Data extracted from a collection
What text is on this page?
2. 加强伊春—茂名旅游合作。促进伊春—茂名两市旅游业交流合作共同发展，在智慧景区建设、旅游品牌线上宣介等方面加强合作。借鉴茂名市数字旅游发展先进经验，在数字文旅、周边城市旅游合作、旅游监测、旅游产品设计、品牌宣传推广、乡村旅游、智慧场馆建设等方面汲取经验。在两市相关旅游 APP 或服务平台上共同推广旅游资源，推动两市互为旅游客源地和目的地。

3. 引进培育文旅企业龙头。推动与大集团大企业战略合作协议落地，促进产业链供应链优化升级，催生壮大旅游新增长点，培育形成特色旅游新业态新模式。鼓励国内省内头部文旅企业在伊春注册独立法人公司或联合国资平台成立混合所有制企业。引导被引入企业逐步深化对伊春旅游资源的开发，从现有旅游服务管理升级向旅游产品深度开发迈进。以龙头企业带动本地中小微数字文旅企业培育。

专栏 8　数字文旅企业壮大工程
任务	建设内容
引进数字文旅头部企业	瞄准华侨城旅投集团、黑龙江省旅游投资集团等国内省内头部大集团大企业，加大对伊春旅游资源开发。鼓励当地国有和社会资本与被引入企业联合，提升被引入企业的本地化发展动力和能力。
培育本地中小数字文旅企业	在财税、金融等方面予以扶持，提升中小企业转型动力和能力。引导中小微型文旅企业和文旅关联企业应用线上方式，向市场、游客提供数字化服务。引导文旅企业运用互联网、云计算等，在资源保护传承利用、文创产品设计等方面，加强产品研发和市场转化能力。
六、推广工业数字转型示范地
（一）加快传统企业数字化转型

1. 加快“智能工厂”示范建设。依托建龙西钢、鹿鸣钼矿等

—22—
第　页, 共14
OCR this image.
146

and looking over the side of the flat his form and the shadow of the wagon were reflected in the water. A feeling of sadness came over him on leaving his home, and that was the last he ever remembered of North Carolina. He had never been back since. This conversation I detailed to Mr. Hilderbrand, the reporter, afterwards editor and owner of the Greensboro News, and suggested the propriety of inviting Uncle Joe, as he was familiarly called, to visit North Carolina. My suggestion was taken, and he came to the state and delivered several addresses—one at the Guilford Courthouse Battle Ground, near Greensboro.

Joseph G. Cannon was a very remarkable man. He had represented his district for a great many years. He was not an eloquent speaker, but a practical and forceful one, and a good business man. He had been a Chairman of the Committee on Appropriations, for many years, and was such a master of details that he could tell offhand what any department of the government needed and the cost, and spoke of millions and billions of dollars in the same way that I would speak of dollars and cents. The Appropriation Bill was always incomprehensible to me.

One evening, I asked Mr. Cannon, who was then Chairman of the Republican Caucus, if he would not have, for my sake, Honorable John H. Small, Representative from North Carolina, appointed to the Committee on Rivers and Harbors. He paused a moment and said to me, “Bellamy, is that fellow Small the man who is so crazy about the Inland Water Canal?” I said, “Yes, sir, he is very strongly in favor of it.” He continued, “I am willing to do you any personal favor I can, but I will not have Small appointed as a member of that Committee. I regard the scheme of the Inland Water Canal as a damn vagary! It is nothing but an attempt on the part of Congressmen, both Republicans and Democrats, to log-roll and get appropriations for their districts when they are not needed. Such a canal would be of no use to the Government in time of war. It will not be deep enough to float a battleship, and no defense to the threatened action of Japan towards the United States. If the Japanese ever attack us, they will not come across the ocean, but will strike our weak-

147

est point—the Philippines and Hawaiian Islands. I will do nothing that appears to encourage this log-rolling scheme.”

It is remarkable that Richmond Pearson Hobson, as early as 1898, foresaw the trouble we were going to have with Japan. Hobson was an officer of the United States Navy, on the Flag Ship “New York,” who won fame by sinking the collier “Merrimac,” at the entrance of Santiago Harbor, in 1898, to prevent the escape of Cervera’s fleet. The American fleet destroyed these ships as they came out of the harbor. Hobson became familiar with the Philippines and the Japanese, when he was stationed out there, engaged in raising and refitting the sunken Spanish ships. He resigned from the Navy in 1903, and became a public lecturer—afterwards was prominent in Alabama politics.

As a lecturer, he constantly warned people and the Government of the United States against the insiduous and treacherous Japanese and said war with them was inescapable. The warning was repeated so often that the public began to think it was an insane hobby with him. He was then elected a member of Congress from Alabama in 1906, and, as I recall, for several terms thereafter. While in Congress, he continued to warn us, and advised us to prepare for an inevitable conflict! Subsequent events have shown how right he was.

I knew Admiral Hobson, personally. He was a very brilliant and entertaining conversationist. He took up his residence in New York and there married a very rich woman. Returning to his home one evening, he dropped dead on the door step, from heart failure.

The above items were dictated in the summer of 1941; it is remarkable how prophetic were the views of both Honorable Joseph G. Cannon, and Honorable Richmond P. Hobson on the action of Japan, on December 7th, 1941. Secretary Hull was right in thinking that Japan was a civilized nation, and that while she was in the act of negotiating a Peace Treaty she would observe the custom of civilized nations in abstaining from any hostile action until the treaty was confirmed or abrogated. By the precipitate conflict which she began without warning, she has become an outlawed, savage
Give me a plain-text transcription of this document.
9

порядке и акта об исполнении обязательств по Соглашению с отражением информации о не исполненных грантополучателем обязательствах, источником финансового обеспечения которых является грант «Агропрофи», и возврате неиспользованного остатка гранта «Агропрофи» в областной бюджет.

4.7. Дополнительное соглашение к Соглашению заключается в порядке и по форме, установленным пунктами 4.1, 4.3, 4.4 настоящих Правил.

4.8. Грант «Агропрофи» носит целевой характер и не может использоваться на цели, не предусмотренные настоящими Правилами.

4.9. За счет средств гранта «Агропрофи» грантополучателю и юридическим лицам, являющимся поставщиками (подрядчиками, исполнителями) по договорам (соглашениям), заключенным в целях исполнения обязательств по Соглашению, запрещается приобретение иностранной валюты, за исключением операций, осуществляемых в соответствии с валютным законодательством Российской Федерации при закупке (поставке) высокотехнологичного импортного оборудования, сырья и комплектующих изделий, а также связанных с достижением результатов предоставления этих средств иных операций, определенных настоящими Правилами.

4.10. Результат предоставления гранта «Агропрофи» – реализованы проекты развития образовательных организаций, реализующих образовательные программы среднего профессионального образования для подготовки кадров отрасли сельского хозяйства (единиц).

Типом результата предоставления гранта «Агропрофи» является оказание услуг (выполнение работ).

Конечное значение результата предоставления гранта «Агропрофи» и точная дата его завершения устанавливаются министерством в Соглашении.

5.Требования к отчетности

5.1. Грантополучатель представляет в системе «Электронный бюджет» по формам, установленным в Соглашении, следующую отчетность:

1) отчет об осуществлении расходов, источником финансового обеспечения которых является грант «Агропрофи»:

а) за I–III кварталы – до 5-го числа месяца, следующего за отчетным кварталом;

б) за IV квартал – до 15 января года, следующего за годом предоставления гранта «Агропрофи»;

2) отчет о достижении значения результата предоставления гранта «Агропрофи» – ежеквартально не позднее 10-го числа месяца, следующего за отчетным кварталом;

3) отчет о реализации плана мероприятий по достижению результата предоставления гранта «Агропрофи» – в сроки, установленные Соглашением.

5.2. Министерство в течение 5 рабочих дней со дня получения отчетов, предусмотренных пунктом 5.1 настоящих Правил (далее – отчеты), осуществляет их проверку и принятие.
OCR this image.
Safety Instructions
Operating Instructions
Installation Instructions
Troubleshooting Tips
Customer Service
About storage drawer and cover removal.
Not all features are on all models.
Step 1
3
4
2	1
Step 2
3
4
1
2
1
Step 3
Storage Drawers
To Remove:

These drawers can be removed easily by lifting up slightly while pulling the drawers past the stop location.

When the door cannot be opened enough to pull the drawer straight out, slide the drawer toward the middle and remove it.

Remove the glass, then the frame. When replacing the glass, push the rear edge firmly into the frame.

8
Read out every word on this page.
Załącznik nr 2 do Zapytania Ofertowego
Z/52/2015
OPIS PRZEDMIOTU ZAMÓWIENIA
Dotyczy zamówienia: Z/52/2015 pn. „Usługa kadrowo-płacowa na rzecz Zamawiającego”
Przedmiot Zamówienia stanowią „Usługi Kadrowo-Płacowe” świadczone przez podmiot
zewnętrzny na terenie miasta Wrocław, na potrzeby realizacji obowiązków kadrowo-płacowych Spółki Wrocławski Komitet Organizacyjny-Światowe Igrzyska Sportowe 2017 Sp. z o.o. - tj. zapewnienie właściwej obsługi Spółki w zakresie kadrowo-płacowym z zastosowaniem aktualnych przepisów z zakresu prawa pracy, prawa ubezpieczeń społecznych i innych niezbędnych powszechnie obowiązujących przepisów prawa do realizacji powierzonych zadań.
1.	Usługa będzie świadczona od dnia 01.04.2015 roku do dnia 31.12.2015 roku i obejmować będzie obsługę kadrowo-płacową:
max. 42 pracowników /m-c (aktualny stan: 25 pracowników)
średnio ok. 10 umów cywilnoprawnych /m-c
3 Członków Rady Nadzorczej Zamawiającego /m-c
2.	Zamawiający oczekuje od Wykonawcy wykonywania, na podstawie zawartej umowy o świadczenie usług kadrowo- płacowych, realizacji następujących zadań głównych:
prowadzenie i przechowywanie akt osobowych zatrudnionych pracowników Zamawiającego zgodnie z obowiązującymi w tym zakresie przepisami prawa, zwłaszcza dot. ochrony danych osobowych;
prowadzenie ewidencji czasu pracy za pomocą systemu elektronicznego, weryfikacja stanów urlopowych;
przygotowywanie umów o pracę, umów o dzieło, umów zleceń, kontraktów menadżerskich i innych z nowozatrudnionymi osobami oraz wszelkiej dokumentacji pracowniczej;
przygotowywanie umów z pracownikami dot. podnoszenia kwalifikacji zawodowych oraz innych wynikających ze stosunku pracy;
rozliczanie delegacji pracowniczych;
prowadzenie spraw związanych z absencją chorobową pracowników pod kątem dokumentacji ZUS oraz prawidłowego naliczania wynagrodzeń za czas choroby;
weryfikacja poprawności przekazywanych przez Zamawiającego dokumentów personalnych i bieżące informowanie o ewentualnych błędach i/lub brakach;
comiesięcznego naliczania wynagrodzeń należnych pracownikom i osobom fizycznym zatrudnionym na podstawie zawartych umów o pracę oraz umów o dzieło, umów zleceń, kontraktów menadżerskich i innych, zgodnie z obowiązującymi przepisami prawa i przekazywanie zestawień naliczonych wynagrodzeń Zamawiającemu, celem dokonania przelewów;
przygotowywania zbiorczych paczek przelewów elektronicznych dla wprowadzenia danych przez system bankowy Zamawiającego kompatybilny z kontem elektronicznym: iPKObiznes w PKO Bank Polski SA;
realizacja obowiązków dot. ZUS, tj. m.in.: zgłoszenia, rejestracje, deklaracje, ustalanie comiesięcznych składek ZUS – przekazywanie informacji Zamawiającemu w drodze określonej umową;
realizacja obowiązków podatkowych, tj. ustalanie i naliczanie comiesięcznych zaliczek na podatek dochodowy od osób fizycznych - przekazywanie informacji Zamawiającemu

PROBLEM TO SOLVE
In the records, locate each line holding the string "следующего" and copy it.

REPLY
а) за I–III кварталы – до 5-го числа месяца, следующего за отчетным кварталом;
б) за IV квартал – до 15 января года, следующего за годом предоставления гранта «Агропрофи»;
2) отчет о достижении значения результата предоставления гранта «Агропрофи» – ежеквартально не позднее 10-го числа месяца, следующего за отчетным кварталом;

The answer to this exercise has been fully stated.